>> BEGIN Material for this task

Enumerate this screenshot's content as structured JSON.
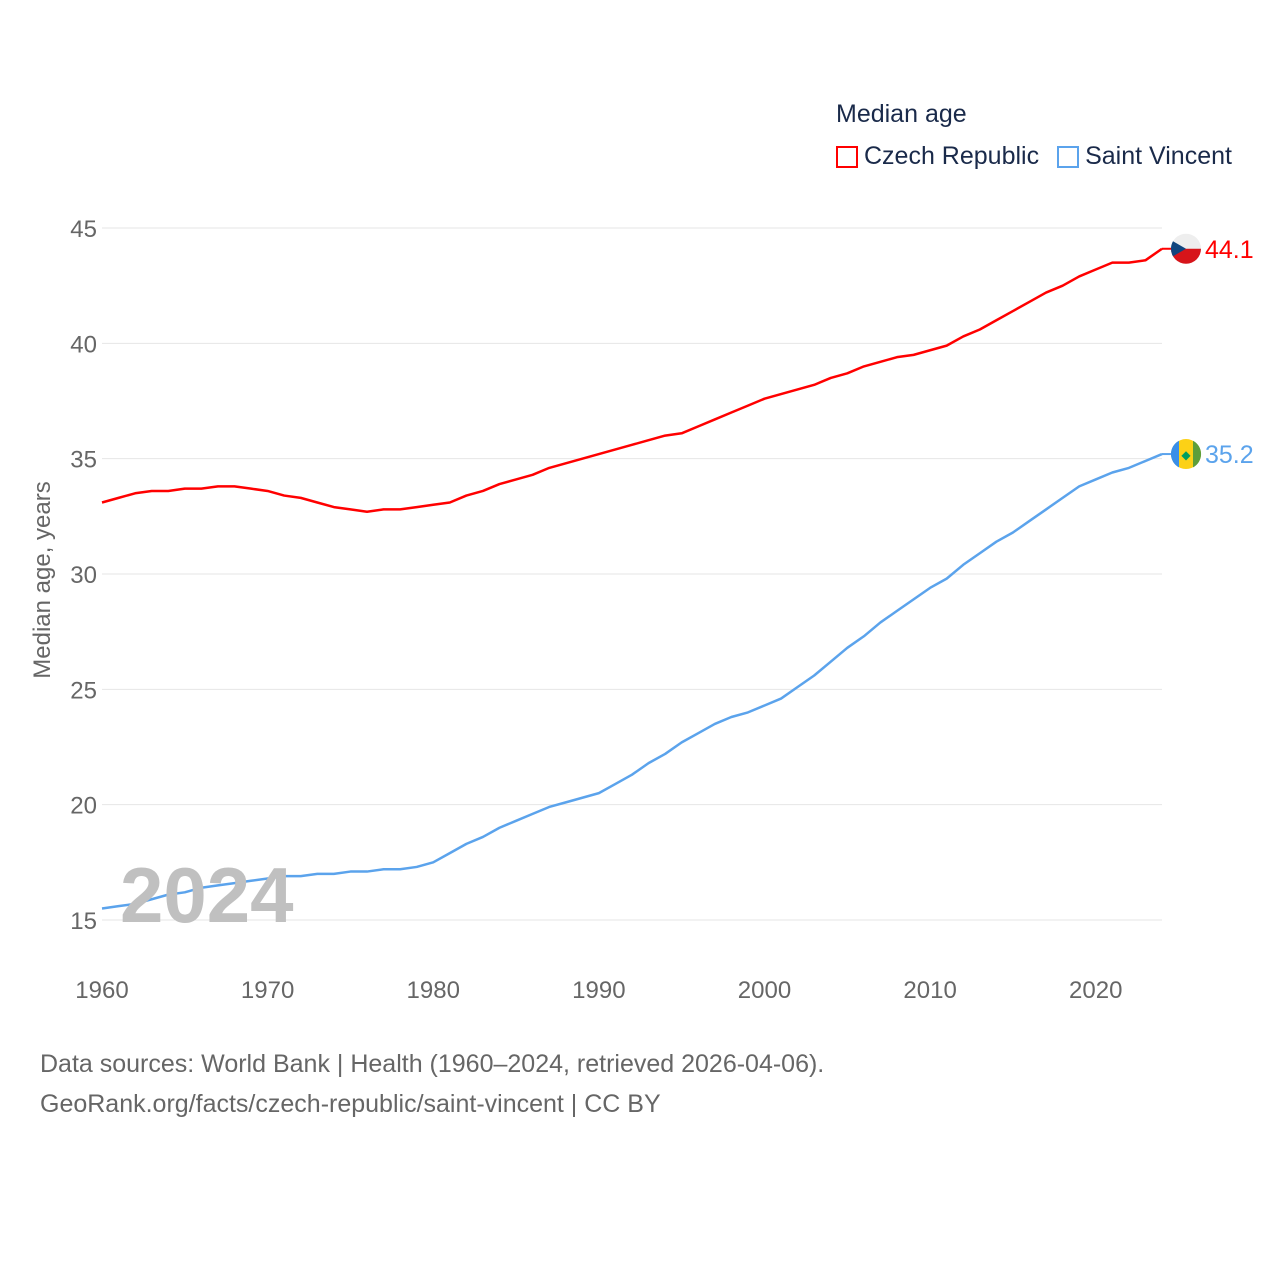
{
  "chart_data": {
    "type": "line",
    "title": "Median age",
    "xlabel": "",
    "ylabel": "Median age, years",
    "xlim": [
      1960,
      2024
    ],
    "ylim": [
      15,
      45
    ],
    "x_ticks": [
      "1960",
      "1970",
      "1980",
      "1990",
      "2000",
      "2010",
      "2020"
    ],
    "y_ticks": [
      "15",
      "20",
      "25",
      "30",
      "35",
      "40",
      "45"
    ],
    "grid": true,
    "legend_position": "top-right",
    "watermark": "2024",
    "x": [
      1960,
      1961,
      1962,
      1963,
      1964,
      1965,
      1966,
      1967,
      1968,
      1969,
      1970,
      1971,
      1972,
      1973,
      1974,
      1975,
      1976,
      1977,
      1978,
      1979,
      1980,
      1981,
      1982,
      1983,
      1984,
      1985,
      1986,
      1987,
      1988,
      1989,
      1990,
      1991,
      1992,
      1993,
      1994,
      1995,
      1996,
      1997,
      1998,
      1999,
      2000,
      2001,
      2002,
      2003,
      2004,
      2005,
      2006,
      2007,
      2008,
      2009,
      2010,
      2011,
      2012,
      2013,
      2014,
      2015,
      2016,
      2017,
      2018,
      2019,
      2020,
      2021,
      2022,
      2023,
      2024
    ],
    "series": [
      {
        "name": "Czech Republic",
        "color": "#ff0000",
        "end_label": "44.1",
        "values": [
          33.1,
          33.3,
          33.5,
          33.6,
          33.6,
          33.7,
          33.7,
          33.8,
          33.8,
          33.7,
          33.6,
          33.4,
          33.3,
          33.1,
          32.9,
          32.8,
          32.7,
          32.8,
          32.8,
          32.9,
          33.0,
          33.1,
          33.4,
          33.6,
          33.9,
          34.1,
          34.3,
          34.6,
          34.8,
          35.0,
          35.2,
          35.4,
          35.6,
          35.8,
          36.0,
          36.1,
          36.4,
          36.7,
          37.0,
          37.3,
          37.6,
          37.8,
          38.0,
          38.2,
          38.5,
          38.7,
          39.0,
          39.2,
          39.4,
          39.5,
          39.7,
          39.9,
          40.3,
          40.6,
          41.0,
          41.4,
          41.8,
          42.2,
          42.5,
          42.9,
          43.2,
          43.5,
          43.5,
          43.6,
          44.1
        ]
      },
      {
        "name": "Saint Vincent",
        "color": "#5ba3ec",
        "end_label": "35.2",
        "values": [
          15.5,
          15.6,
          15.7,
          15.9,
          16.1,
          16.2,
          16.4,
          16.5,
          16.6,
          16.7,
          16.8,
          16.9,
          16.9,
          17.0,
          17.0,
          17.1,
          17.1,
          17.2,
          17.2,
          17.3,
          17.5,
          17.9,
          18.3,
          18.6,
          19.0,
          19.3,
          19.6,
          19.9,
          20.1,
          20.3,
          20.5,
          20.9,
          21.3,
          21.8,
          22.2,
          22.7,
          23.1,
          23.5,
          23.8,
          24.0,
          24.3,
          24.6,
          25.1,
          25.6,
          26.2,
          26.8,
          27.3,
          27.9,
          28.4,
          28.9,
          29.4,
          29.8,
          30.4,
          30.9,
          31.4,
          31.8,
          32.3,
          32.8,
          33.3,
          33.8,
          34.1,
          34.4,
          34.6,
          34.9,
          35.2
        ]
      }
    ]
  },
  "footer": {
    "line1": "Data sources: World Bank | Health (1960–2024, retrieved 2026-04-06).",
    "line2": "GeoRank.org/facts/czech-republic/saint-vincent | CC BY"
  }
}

>> END Material for this task
>> BEGIN Material for this task

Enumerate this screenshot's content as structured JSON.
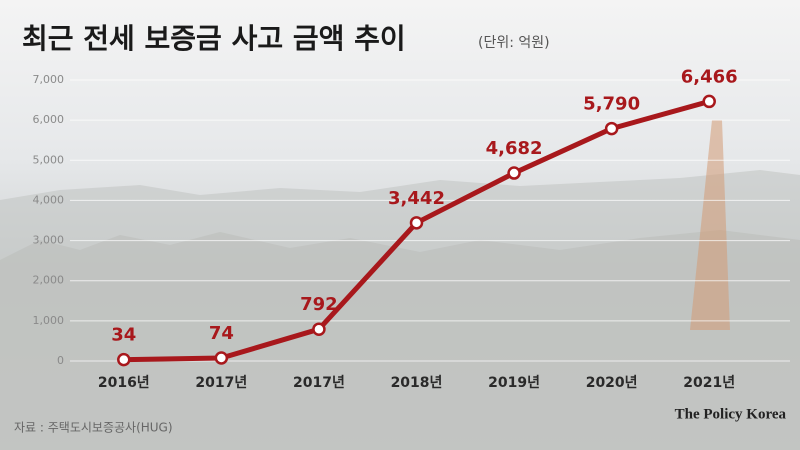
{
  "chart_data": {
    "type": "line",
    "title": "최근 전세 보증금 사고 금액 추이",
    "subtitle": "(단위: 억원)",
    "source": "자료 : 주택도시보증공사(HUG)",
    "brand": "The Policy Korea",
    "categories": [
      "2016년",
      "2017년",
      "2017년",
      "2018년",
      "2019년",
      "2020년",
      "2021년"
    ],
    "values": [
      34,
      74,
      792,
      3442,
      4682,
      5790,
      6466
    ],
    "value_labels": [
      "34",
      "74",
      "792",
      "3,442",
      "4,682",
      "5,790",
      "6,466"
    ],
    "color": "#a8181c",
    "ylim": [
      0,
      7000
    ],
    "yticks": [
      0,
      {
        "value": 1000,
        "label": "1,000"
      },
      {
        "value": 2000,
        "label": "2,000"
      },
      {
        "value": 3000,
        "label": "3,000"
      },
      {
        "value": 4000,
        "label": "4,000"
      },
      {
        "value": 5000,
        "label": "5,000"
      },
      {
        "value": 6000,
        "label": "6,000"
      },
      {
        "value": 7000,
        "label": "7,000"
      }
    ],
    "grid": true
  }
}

>> END Material for this task

Problem details:
Search the entries for "Median" and copy out each line that has it.

Response to this task:
    "title": "Median age",
    "ylabel": "Median age, years",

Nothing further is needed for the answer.